╭─ EXTRACTED MATERIAL

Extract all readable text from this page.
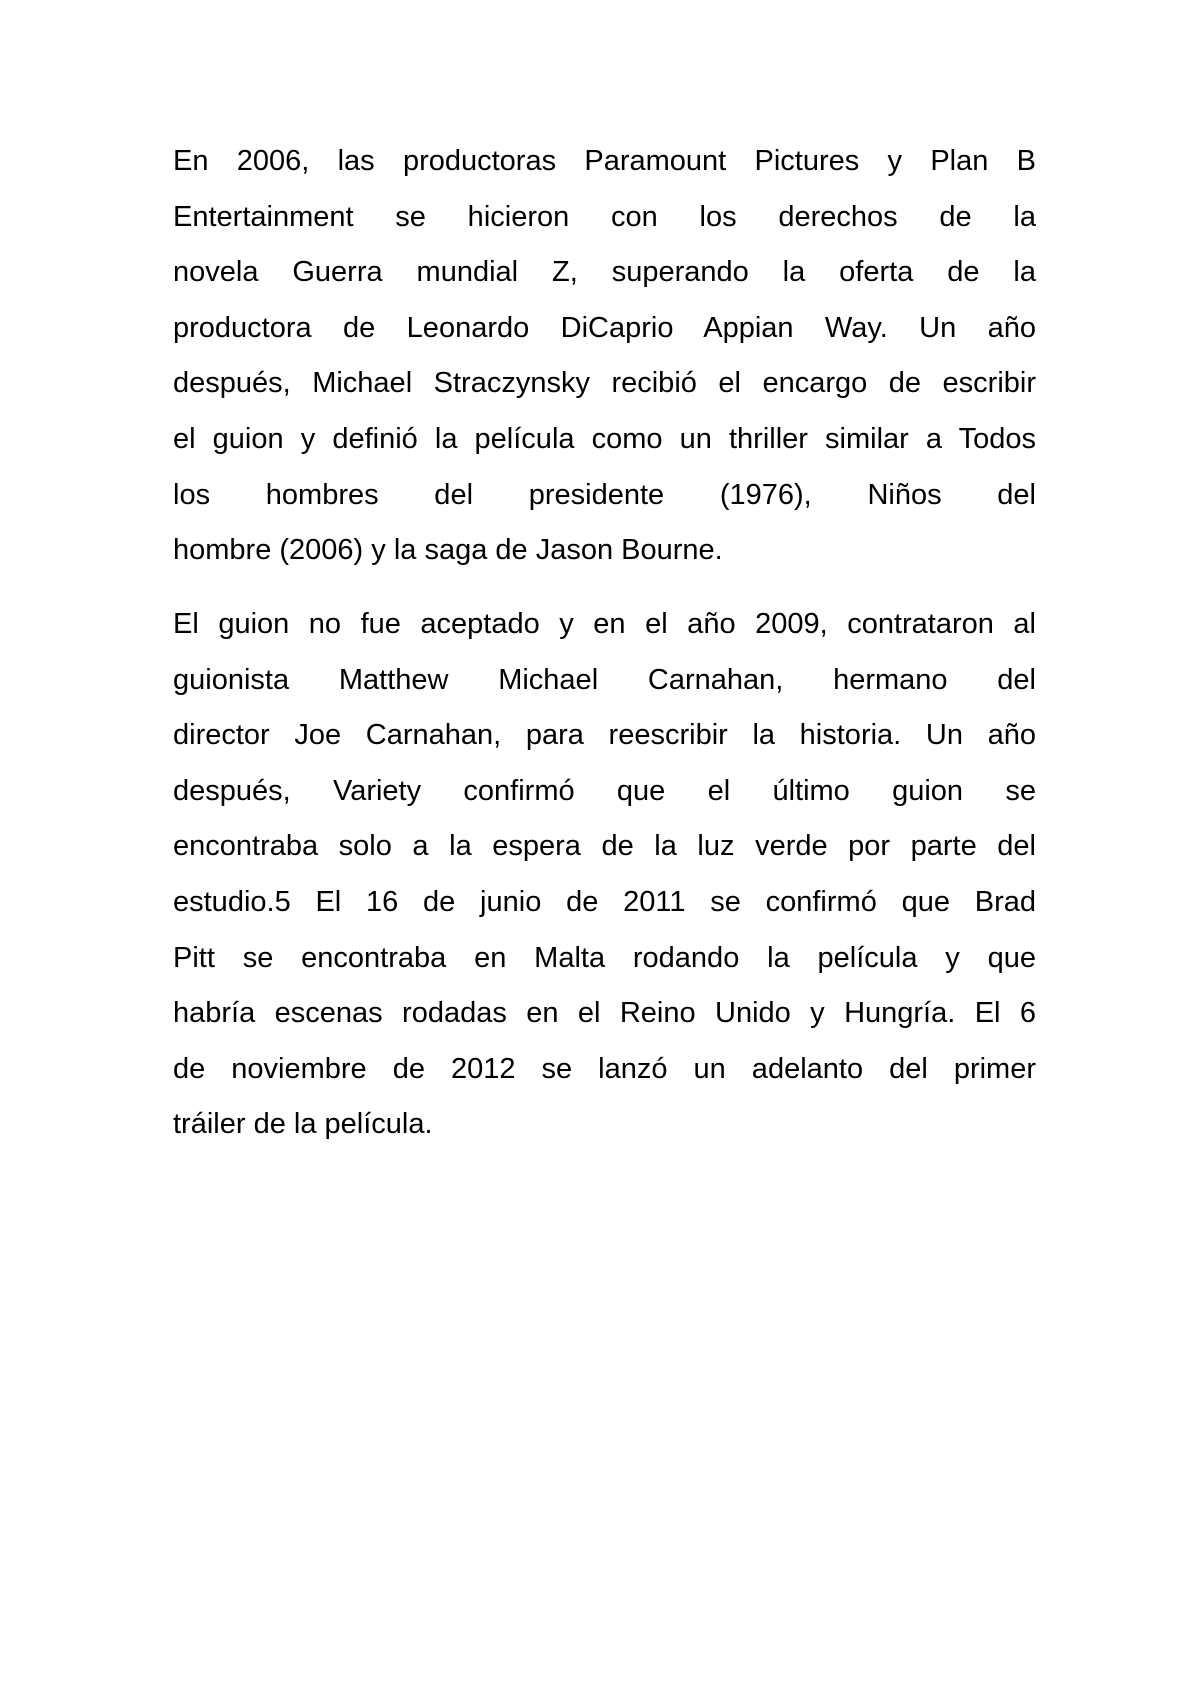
En 2006, las productoras Paramount Pictures y Plan B
Entertainment se hicieron con los derechos de la
novela Guerra mundial Z, superando la oferta de la
productora de Leonardo DiCaprio Appian Way. Un año
después, Michael Straczynsky recibió el encargo de escribir
el guion y definió la película como un thriller similar a Todos
los hombres del presidente (1976), Niños del
hombre (2006) y la saga de Jason Bourne.
El guion no fue aceptado y en el año 2009, contrataron al
guionista Matthew Michael Carnahan, hermano del
director Joe Carnahan, para reescribir la historia. Un año
después, Variety confirmó que el último guion se
encontraba solo a la espera de la luz verde por parte del
estudio.5 El 16 de junio de 2011 se confirmó que Brad
Pitt se encontraba en Malta rodando la película y que
habría escenas rodadas en el Reino Unido y Hungría. El 6
de noviembre de 2012 se lanzó un adelanto del primer
tráiler de la película.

╰─

§ **REQUEST**
Copy every line of the data exactly as written, excluding the pictures.

§ **EXPECTED ANSWER**
Extract all readable text from this page.
En 2006, las productoras Paramount Pictures y Plan B
Entertainment se hicieron con los derechos de la
novela Guerra mundial Z, superando la oferta de la
productora de Leonardo DiCaprio Appian Way. Un año
después, Michael Straczynsky recibió el encargo de escribir
el guion y definió la película como un thriller similar a Todos
los hombres del presidente (1976), Niños del
hombre (2006) y la saga de Jason Bourne.
El guion no fue aceptado y en el año 2009, contrataron al
guionista Matthew Michael Carnahan, hermano del
director Joe Carnahan, para reescribir la historia. Un año
después, Variety confirmó que el último guion se
encontraba solo a la espera de la luz verde por parte del
estudio.5 El 16 de junio de 2011 se confirmó que Brad
Pitt se encontraba en Malta rodando la película y que
habría escenas rodadas en el Reino Unido y Hungría. El 6
de noviembre de 2012 se lanzó un adelanto del primer
tráiler de la película.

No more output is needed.